# Start of Source material

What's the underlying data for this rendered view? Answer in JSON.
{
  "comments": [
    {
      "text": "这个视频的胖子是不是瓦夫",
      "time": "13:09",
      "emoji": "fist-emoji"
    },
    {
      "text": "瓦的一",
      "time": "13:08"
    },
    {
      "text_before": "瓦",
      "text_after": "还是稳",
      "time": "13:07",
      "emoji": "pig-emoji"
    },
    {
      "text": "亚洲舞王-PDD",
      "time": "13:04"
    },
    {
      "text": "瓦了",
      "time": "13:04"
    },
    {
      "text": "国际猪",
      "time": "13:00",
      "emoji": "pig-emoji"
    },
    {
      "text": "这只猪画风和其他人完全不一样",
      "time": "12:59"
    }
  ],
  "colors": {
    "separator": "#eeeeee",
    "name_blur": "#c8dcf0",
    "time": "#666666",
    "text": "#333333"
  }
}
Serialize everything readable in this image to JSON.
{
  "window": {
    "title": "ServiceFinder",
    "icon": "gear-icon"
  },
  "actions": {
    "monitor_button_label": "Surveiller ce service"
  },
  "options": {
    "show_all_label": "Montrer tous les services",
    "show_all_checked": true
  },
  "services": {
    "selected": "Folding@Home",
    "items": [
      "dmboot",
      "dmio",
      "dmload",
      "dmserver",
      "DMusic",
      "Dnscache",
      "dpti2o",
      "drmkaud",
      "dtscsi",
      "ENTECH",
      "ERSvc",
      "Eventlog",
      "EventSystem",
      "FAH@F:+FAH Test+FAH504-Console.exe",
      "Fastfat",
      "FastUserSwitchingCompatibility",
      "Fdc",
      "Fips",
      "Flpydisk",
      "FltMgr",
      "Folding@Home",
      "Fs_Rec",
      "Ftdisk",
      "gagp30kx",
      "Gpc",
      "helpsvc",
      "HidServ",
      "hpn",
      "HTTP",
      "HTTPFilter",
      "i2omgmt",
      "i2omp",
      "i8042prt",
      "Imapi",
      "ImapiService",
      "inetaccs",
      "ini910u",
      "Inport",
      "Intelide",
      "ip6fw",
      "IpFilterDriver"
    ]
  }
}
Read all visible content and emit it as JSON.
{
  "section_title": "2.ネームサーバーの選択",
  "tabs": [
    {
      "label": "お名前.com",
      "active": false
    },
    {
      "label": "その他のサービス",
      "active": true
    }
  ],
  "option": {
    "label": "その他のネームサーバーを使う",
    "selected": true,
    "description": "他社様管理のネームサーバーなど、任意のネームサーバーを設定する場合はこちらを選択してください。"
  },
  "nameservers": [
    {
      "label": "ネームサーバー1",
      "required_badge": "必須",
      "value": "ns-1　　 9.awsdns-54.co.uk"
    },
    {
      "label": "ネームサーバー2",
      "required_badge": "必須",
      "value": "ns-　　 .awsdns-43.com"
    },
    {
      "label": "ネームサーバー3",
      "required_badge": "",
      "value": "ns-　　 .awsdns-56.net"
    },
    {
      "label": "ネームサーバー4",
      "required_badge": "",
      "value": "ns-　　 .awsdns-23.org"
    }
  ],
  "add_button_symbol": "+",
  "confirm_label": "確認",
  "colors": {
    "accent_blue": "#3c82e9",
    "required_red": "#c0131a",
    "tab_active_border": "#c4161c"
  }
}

# End of Source material

**Exercise details**
Copy every line exactly. Leave nothing out.

**The answer**
What's the underlying data for this rendered view? Answer in JSON.
{
  "comments": [
    {
      "text": "这个视频的胖子是不是瓦夫",
      "time": "13:09",
      "emoji": "fist-emoji"
    },
    {
      "text": "瓦的一",
      "time": "13:08"
    },
    {
      "text_before": "瓦",
      "text_after": "还是稳",
      "time": "13:07",
      "emoji": "pig-emoji"
    },
    {
      "text": "亚洲舞王-PDD",
      "time": "13:04"
    },
    {
      "text": "瓦了",
      "time": "13:04"
    },
    {
      "text": "国际猪",
      "time": "13:00",
      "emoji": "pig-emoji"
    },
    {
      "text": "这只猪画风和其他人完全不一样",
      "time": "12:59"
    }
  ],
  "colors": {
    "separator": "#eeeeee",
    "name_blur": "#c8dcf0",
    "time": "#666666",
    "text": "#333333"
  }
}
Serialize everything readable in this image to JSON.
{
  "window": {
    "title": "ServiceFinder",
    "icon": "gear-icon"
  },
  "actions": {
    "monitor_button_label": "Surveiller ce service"
  },
  "options": {
    "show_all_label": "Montrer tous les services",
    "show_all_checked": true
  },
  "services": {
    "selected": "Folding@Home",
    "items": [
      "dmboot",
      "dmio",
      "dmload",
      "dmserver",
      "DMusic",
      "Dnscache",
      "dpti2o",
      "drmkaud",
      "dtscsi",
      "ENTECH",
      "ERSvc",
      "Eventlog",
      "EventSystem",
      "FAH@F:+FAH Test+FAH504-Console.exe",
      "Fastfat",
      "FastUserSwitchingCompatibility",
      "Fdc",
      "Fips",
      "Flpydisk",
      "FltMgr",
      "Folding@Home",
      "Fs_Rec",
      "Ftdisk",
      "gagp30kx",
      "Gpc",
      "helpsvc",
      "HidServ",
      "hpn",
      "HTTP",
      "HTTPFilter",
      "i2omgmt",
      "i2omp",
      "i8042prt",
      "Imapi",
      "ImapiService",
      "inetaccs",
      "ini910u",
      "Inport",
      "Intelide",
      "ip6fw",
      "IpFilterDriver"
    ]
  }
}
Read all visible content and emit it as JSON.
{
  "section_title": "2.ネームサーバーの選択",
  "tabs": [
    {
      "label": "お名前.com",
      "active": false
    },
    {
      "label": "その他のサービス",
      "active": true
    }
  ],
  "option": {
    "label": "その他のネームサーバーを使う",
    "selected": true,
    "description": "他社様管理のネームサーバーなど、任意のネームサーバーを設定する場合はこちらを選択してください。"
  },
  "nameservers": [
    {
      "label": "ネームサーバー1",
      "required_badge": "必須",
      "value": "ns-1　　 9.awsdns-54.co.uk"
    },
    {
      "label": "ネームサーバー2",
      "required_badge": "必須",
      "value": "ns-　　 .awsdns-43.com"
    },
    {
      "label": "ネームサーバー3",
      "required_badge": "",
      "value": "ns-　　 .awsdns-56.net"
    },
    {
      "label": "ネームサーバー4",
      "required_badge": "",
      "value": "ns-　　 .awsdns-23.org"
    }
  ],
  "add_button_symbol": "+",
  "confirm_label": "確認",
  "colors": {
    "accent_blue": "#3c82e9",
    "required_red": "#c0131a",
    "tab_active_border": "#c4161c"
  }
}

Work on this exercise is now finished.